To be done. Retype the records below exactly as they appear, but leave out any pictures.

----------------------------------------

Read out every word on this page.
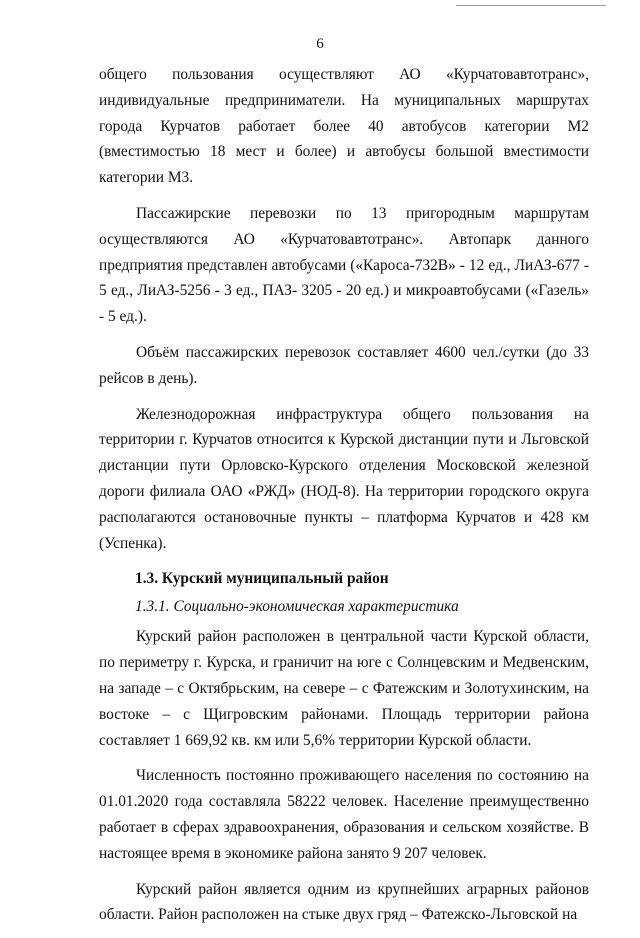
6

общего пользования осуществляют АО «Курчатовавтотранс», индивидуальные предприниматели. На муниципальных маршрутах города Курчатов работает более 40 автобусов категории М2 (вместимостью 18 мест и более) и автобусы большой вместимости категории М3.

Пассажирские перевозки по 13 пригородным маршрутам осуществляются АО «Курчатовавтотранс». Автопарк данного предприятия представлен автобусами («Кароса-732В» - 12 ед., ЛиАЗ-677 - 5 ед., ЛиАЗ-5256 - 3 ед., ПАЗ- 3205 - 20 ед.) и микроавтобусами («Газель» - 5 ед.).

Объём пассажирских перевозок составляет 4600 чел./сутки (до 33 рейсов в день).

Железнодорожная инфраструктура общего пользования на территории г. Курчатов относится к Курской дистанции пути и Льговской дистанции пути Орловско-Курского отделения Московской железной дороги филиала ОАО «РЖД» (НОД-8). На территории городского округа располагаются остановочные пункты – платформа Курчатов и 428 км (Успенка).

1.3. Курский муниципальный район
1.3.1. Социально-экономическая характеристика

Курский район расположен в центральной части Курской области, по периметру г. Курска, и граничит на юге с Солнцевским и Медвенским, на западе – с Октябрьским, на севере – с Фатежским и Золотухинским, на востоке – с Щигровским районами. Площадь территории района составляет 1 669,92 кв. км или 5,6% территории Курской области.

Численность постоянно проживающего населения по состоянию на 01.01.2020 года составляла 58222 человек. Население преимущественно работает в сферах здравоохранения, образования и сельском хозяйстве. В настоящее время в экономике района занято 9 207 человек.

Курский район является одним из крупнейших аграрных районов области. Район расположен на стыке двух гряд – Фатежско-Льговской на
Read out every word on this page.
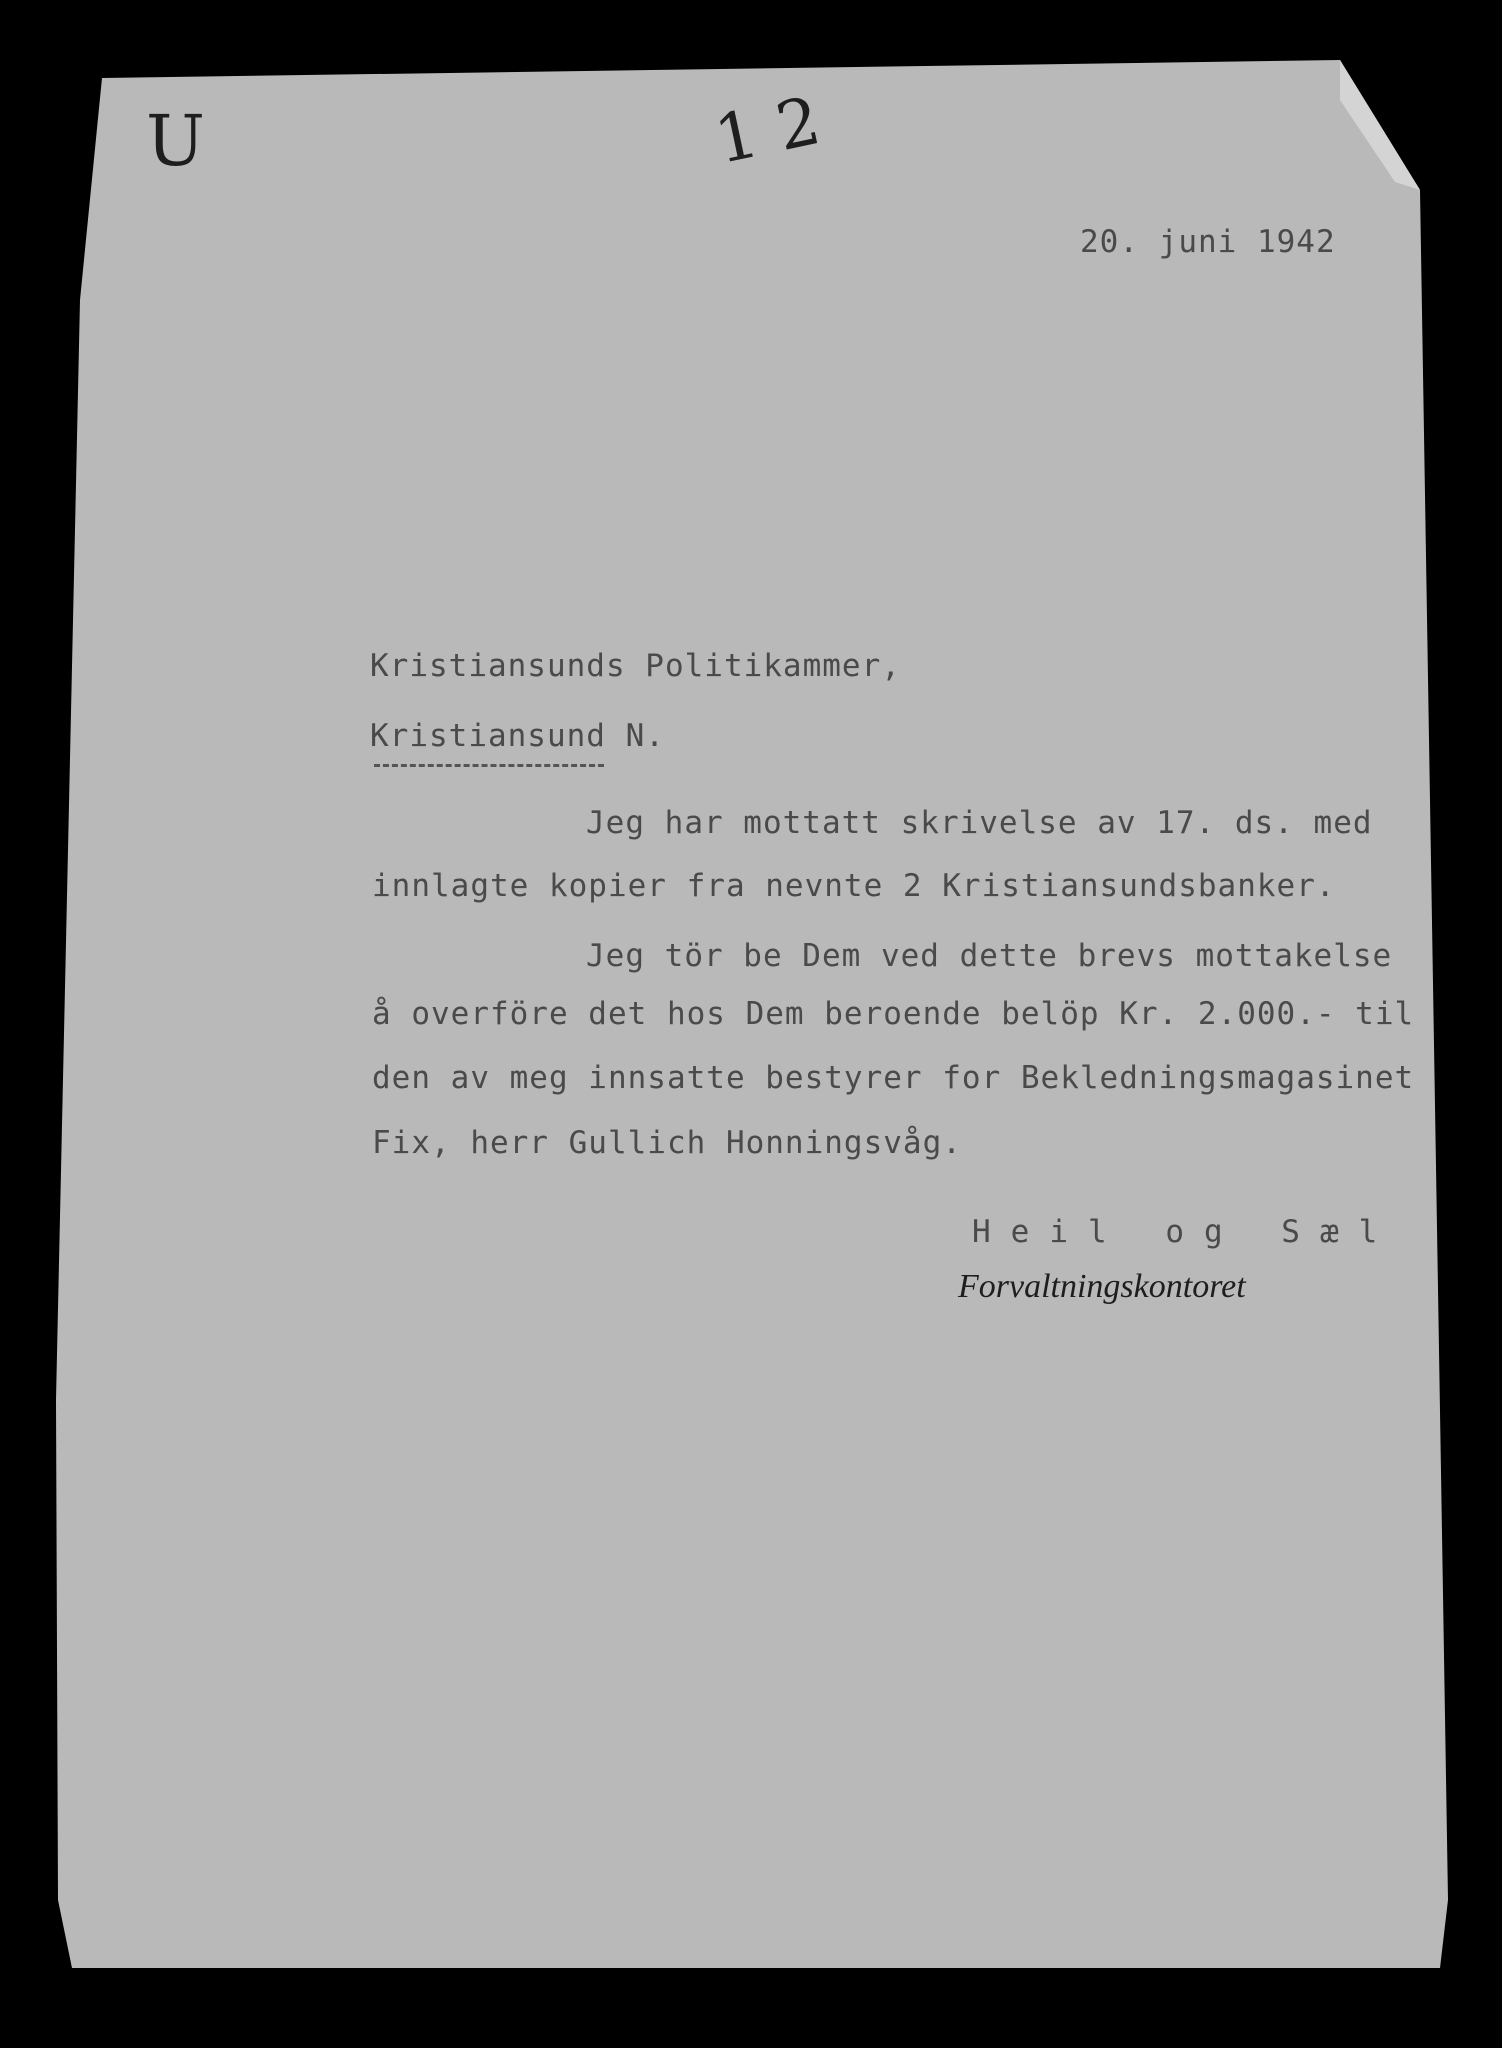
U	1 2
20. juni 1942
Kristiansunds Politikammer,
Kristiansund N.
Jeg har mottatt skrivelse av 17. ds. med
innlagte kopier fra nevnte 2 Kristiansundsbanker.
Jeg tör be Dem ved dette brevs mottakelse
å overföre det hos Dem beroende belöp Kr. 2.000.- til
den av meg innsatte bestyrer for Bekledningsmagasinet
Fix, herr Gullich Honningsvåg.
Heil og Sæl
Forvaltningskontoret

----------------------------------------

Solution for this task.
Read out every word on this page.
6

общего пользования осуществляют АО «Курчатовавтотранс», индивидуальные предприниматели. На муниципальных маршрутах города Курчатов работает более 40 автобусов категории М2 (вместимостью 18 мест и более) и автобусы большой вместимости категории М3.

Пассажирские перевозки по 13 пригородным маршрутам осуществляются АО «Курчатовавтотранс». Автопарк данного предприятия представлен автобусами («Кароса-732В» - 12 ед., ЛиАЗ-677 - 5 ед., ЛиАЗ-5256 - 3 ед., ПАЗ- 3205 - 20 ед.) и микроавтобусами («Газель» - 5 ед.).

Объём пассажирских перевозок составляет 4600 чел./сутки (до 33 рейсов в день).

Железнодорожная инфраструктура общего пользования на территории г. Курчатов относится к Курской дистанции пути и Льговской дистанции пути Орловско-Курского отделения Московской железной дороги филиала ОАО «РЖД» (НОД-8). На территории городского округа располагаются остановочные пункты – платформа Курчатов и 428 км (Успенка).

1.3. Курский муниципальный район
1.3.1. Социально-экономическая характеристика

Курский район расположен в центральной части Курской области, по периметру г. Курска, и граничит на юге с Солнцевским и Медвенским, на западе – с Октябрьским, на севере – с Фатежским и Золотухинским, на востоке – с Щигровским районами. Площадь территории района составляет 1 669,92 кв. км или 5,6% территории Курской области.

Численность постоянно проживающего населения по состоянию на 01.01.2020 года составляла 58222 человек. Население преимущественно работает в сферах здравоохранения, образования и сельском хозяйстве. В настоящее время в экономике района занято 9 207 человек.

Курский район является одним из крупнейших аграрных районов области. Район расположен на стыке двух гряд – Фатежско-Льговской на
Read out every word on this page.
U	1 2
20. juni 1942
Kristiansunds Politikammer,
Kristiansund N.
Jeg har mottatt skrivelse av 17. ds. med
innlagte kopier fra nevnte 2 Kristiansundsbanker.
Jeg tör be Dem ved dette brevs mottakelse
å overföre det hos Dem beroende belöp Kr. 2.000.- til
den av meg innsatte bestyrer for Bekledningsmagasinet
Fix, herr Gullich Honningsvåg.
Heil og Sæl
Forvaltningskontoret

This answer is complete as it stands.